[A run of records]
● ● ●
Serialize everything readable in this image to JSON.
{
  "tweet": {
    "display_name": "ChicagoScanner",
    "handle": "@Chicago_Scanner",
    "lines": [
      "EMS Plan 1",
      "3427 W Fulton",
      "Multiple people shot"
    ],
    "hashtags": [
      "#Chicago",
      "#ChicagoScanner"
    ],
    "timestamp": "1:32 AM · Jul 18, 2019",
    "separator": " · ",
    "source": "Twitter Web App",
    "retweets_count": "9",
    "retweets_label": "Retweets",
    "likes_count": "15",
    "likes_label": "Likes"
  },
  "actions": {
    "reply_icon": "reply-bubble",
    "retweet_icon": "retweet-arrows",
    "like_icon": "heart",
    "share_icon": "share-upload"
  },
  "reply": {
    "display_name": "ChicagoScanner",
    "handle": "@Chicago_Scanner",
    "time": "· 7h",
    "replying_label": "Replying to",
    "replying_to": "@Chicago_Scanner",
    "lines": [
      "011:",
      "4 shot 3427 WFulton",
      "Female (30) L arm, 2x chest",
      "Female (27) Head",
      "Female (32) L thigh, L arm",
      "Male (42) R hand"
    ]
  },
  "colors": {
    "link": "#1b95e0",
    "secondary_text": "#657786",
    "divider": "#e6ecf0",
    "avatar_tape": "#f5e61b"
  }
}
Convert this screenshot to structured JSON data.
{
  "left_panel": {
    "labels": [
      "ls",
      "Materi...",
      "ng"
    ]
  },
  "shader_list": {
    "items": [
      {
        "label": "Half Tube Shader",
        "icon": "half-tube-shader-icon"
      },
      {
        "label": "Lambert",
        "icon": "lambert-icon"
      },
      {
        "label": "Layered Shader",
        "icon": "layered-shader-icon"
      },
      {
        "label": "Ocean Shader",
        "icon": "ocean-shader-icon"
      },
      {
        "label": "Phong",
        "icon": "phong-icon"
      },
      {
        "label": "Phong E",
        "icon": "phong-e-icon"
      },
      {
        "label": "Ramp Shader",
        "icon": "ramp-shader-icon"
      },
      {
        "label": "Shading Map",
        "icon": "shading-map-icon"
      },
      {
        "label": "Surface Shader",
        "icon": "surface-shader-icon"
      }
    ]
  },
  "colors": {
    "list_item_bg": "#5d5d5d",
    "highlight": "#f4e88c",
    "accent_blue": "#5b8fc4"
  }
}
● ● ●
To be done: Each line of the material must be restated exactly.

Correct result:
Serialize everything readable in this image to JSON.
{
  "tweet": {
    "display_name": "ChicagoScanner",
    "handle": "@Chicago_Scanner",
    "lines": [
      "EMS Plan 1",
      "3427 W Fulton",
      "Multiple people shot"
    ],
    "hashtags": [
      "#Chicago",
      "#ChicagoScanner"
    ],
    "timestamp": "1:32 AM · Jul 18, 2019",
    "separator": " · ",
    "source": "Twitter Web App",
    "retweets_count": "9",
    "retweets_label": "Retweets",
    "likes_count": "15",
    "likes_label": "Likes"
  },
  "actions": {
    "reply_icon": "reply-bubble",
    "retweet_icon": "retweet-arrows",
    "like_icon": "heart",
    "share_icon": "share-upload"
  },
  "reply": {
    "display_name": "ChicagoScanner",
    "handle": "@Chicago_Scanner",
    "time": "· 7h",
    "replying_label": "Replying to",
    "replying_to": "@Chicago_Scanner",
    "lines": [
      "011:",
      "4 shot 3427 WFulton",
      "Female (30) L arm, 2x chest",
      "Female (27) Head",
      "Female (32) L thigh, L arm",
      "Male (42) R hand"
    ]
  },
  "colors": {
    "link": "#1b95e0",
    "secondary_text": "#657786",
    "divider": "#e6ecf0",
    "avatar_tape": "#f5e61b"
  }
}
Convert this screenshot to structured JSON data.
{
  "left_panel": {
    "labels": [
      "ls",
      "Materi...",
      "ng"
    ]
  },
  "shader_list": {
    "items": [
      {
        "label": "Half Tube Shader",
        "icon": "half-tube-shader-icon"
      },
      {
        "label": "Lambert",
        "icon": "lambert-icon"
      },
      {
        "label": "Layered Shader",
        "icon": "layered-shader-icon"
      },
      {
        "label": "Ocean Shader",
        "icon": "ocean-shader-icon"
      },
      {
        "label": "Phong",
        "icon": "phong-icon"
      },
      {
        "label": "Phong E",
        "icon": "phong-e-icon"
      },
      {
        "label": "Ramp Shader",
        "icon": "ramp-shader-icon"
      },
      {
        "label": "Shading Map",
        "icon": "shading-map-icon"
      },
      {
        "label": "Surface Shader",
        "icon": "surface-shader-icon"
      }
    ]
  },
  "colors": {
    "list_item_bg": "#5d5d5d",
    "highlight": "#f4e88c",
    "accent_blue": "#5b8fc4"
  }
}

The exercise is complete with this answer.